_REQUEST_
Reproduce verbatim the records beginning with the line containing "376, 940, 416]" and ending with the line containing "222, 332, 253]".

_DATASET CONTENT_
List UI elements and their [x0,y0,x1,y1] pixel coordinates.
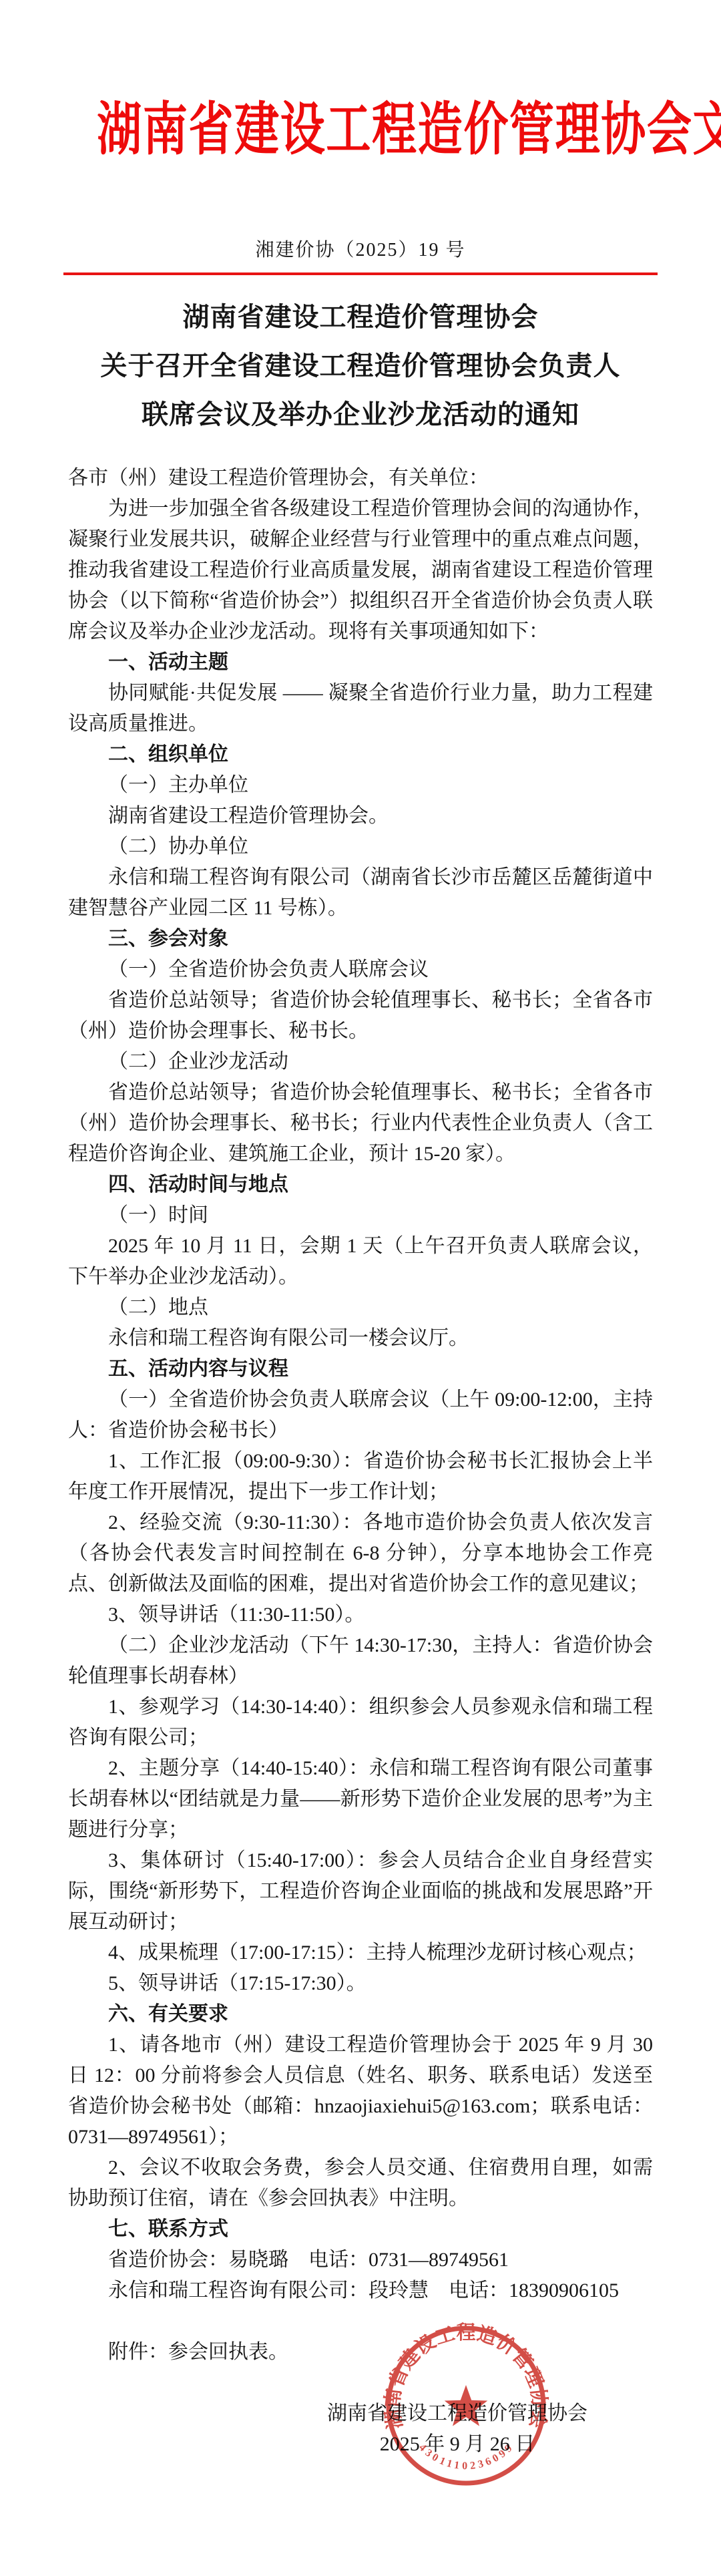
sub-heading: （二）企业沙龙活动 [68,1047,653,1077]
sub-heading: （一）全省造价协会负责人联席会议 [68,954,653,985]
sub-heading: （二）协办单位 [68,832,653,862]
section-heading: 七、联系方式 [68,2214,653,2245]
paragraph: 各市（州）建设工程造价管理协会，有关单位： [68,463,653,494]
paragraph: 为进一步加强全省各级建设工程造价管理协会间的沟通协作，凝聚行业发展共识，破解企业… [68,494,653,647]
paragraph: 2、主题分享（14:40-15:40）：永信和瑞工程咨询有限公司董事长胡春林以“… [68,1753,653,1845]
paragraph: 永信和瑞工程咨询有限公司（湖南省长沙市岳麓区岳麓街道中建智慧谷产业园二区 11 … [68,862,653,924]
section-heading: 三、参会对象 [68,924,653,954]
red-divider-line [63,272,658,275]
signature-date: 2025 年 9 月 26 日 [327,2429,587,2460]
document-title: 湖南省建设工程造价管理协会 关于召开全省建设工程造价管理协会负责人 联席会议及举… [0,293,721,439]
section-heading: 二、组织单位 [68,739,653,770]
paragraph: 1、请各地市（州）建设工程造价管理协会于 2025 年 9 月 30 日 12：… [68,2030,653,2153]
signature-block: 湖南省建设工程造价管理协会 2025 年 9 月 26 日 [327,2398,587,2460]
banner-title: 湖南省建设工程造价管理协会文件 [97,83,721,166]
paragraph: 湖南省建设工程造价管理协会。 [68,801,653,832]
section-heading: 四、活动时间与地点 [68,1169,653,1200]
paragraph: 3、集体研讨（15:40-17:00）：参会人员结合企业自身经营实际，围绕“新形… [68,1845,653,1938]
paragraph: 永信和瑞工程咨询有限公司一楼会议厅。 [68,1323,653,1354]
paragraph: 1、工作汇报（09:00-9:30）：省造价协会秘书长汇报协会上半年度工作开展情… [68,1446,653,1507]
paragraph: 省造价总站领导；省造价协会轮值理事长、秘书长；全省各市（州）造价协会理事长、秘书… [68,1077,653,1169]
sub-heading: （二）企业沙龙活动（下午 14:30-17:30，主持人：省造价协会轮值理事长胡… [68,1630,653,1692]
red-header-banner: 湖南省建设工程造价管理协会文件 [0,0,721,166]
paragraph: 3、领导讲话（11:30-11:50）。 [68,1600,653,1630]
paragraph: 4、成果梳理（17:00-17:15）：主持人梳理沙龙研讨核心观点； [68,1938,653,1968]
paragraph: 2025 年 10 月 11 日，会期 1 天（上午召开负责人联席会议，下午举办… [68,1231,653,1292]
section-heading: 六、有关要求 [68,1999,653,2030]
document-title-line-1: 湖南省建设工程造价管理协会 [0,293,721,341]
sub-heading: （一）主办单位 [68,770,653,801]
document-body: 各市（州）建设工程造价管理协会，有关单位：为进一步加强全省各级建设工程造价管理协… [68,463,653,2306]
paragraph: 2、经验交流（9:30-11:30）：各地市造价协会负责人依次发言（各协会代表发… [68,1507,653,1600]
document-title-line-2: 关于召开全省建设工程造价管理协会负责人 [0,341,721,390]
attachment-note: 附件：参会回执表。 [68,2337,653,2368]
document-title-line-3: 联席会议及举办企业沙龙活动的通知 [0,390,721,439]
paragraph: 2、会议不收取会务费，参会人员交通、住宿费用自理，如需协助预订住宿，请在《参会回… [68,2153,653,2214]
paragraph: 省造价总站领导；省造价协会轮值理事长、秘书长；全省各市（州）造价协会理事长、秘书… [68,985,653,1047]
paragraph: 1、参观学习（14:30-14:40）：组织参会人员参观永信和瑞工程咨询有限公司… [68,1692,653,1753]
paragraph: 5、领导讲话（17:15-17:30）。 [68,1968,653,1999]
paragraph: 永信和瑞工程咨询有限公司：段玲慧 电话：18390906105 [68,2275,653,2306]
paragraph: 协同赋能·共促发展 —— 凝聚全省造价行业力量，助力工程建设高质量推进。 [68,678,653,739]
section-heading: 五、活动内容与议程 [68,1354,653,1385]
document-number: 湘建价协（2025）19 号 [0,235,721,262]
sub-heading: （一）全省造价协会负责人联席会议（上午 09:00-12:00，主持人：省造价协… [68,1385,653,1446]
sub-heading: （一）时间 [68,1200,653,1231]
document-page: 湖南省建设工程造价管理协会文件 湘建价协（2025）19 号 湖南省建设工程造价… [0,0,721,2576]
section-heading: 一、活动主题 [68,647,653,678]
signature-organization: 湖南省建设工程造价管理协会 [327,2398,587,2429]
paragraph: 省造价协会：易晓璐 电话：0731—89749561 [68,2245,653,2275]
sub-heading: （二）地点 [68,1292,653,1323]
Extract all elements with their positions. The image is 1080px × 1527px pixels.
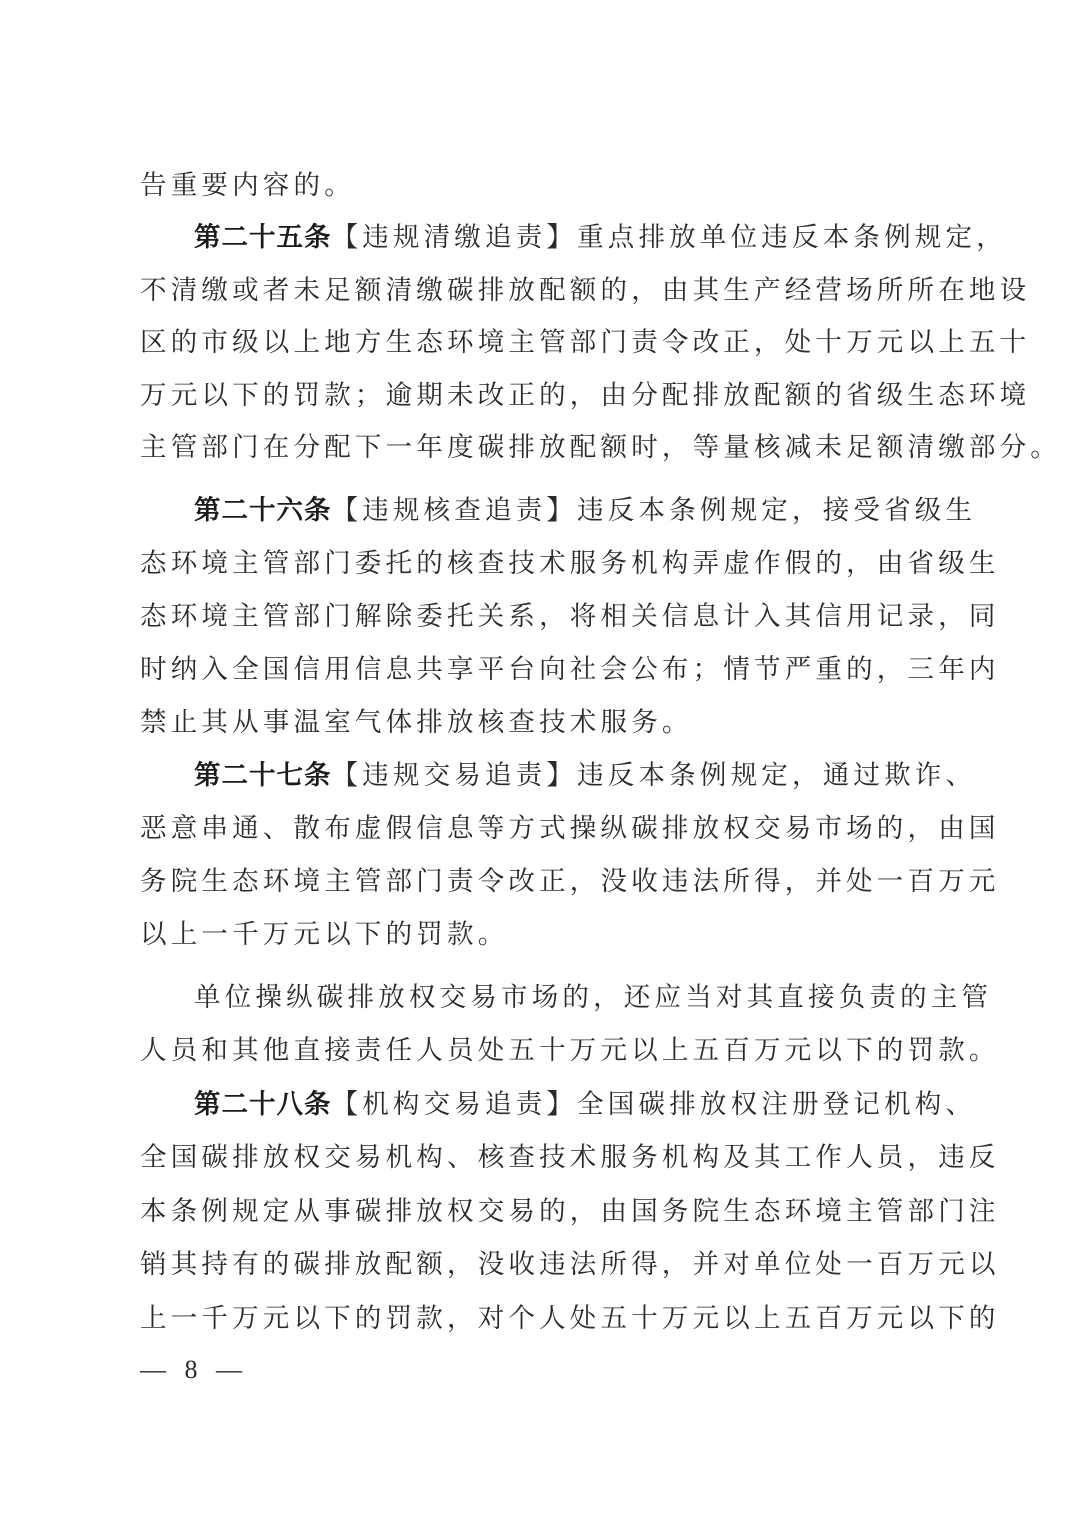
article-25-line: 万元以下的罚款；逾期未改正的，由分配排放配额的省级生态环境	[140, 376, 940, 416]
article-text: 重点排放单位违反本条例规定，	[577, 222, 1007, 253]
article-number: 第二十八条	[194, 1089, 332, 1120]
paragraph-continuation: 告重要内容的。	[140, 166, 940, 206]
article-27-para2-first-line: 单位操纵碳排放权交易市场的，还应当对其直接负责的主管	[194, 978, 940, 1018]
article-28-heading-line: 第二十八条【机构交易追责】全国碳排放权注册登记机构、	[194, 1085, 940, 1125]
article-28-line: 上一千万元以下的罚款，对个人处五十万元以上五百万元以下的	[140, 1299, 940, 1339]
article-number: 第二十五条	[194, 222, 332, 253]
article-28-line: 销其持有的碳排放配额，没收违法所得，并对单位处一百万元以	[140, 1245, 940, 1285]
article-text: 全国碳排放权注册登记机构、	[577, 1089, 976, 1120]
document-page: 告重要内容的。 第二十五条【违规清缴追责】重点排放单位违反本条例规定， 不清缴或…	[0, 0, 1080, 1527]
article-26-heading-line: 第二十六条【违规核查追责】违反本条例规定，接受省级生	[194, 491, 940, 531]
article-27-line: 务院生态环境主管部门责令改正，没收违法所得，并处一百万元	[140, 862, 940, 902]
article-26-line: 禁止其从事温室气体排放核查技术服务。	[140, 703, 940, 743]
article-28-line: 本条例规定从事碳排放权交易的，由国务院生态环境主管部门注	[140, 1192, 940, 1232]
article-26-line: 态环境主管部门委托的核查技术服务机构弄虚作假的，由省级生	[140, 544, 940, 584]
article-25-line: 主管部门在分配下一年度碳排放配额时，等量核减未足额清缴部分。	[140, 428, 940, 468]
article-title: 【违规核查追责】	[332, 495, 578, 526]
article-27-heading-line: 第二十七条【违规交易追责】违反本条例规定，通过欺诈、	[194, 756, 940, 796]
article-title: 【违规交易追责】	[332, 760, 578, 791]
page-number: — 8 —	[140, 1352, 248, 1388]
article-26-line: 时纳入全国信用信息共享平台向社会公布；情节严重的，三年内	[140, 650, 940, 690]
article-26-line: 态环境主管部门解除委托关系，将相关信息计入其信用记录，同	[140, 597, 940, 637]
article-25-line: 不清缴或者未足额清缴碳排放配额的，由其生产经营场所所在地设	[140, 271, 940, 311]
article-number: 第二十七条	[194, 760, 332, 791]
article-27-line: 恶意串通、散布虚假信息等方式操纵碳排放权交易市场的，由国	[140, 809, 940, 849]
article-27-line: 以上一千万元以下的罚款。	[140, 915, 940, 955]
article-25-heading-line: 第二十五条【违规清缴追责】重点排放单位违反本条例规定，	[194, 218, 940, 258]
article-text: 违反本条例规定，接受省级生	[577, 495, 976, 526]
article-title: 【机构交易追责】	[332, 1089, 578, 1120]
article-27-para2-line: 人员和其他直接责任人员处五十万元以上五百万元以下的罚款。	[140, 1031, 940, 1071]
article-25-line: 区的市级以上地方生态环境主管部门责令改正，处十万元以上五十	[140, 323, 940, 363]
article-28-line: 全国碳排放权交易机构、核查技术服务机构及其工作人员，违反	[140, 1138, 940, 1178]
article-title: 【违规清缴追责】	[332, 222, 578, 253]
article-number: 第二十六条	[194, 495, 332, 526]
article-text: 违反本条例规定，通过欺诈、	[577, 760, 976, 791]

_RESPONSE TO THE EXERCISE_
article-25-line: 万元以下的罚款；逾期未改正的，由分配排放配额的省级生态环境	[140, 376, 940, 416]
article-text: 重点排放单位违反本条例规定，	[577, 222, 1007, 253]
article-number: 第二十八条	[194, 1089, 332, 1120]
paragraph-continuation: 告重要内容的。	[140, 166, 940, 206]
article-27-para2-first-line: 单位操纵碳排放权交易市场的，还应当对其直接负责的主管	[194, 978, 940, 1018]
article-28-heading-line: 第二十八条【机构交易追责】全国碳排放权注册登记机构、	[194, 1085, 940, 1125]
article-28-line: 上一千万元以下的罚款，对个人处五十万元以上五百万元以下的	[140, 1299, 940, 1339]
article-number: 第二十五条	[194, 222, 332, 253]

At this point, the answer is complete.